AIM OF THE TASK -> Skip the images. Copy the records exactly as written.

* start *

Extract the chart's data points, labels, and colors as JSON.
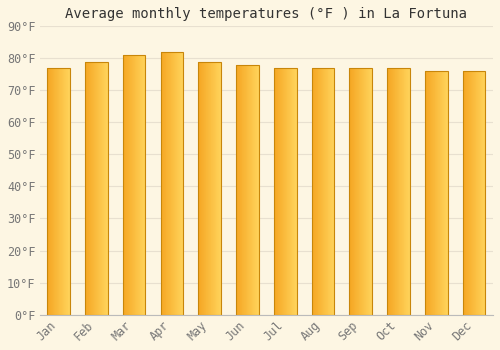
{
  "title": "Average monthly temperatures (°F ) in La Fortuna",
  "months": [
    "Jan",
    "Feb",
    "Mar",
    "Apr",
    "May",
    "Jun",
    "Jul",
    "Aug",
    "Sep",
    "Oct",
    "Nov",
    "Dec"
  ],
  "values": [
    77,
    79,
    81,
    82,
    79,
    78,
    77,
    77,
    77,
    77,
    76,
    76
  ],
  "bar_color_left": "#F5A623",
  "bar_color_right": "#FFD35A",
  "bar_edge_color": "#C8860A",
  "ylim": [
    0,
    90
  ],
  "yticks": [
    0,
    10,
    20,
    30,
    40,
    50,
    60,
    70,
    80,
    90
  ],
  "ytick_labels": [
    "0°F",
    "10°F",
    "20°F",
    "30°F",
    "40°F",
    "50°F",
    "60°F",
    "70°F",
    "80°F",
    "90°F"
  ],
  "background_color": "#FDF6E3",
  "grid_color": "#E8E0D0",
  "title_fontsize": 10,
  "tick_fontsize": 8.5,
  "font_family": "monospace",
  "bar_width": 0.6
}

* end *

THE COMPLETED TASK ->
Extract the chart's data points, labels, and colors as JSON.
{
  "title": "Average monthly temperatures (°F ) in La Fortuna",
  "months": [
    "Jan",
    "Feb",
    "Mar",
    "Apr",
    "May",
    "Jun",
    "Jul",
    "Aug",
    "Sep",
    "Oct",
    "Nov",
    "Dec"
  ],
  "values": [
    77,
    79,
    81,
    82,
    79,
    78,
    77,
    77,
    77,
    77,
    76,
    76
  ],
  "bar_color_left": "#F5A623",
  "bar_color_right": "#FFD35A",
  "bar_edge_color": "#C8860A",
  "ylim": [
    0,
    90
  ],
  "yticks": [
    0,
    10,
    20,
    30,
    40,
    50,
    60,
    70,
    80,
    90
  ],
  "ytick_labels": [
    "0°F",
    "10°F",
    "20°F",
    "30°F",
    "40°F",
    "50°F",
    "60°F",
    "70°F",
    "80°F",
    "90°F"
  ],
  "background_color": "#FDF6E3",
  "grid_color": "#E8E0D0",
  "title_fontsize": 10,
  "tick_fontsize": 8.5,
  "font_family": "monospace",
  "bar_width": 0.6
}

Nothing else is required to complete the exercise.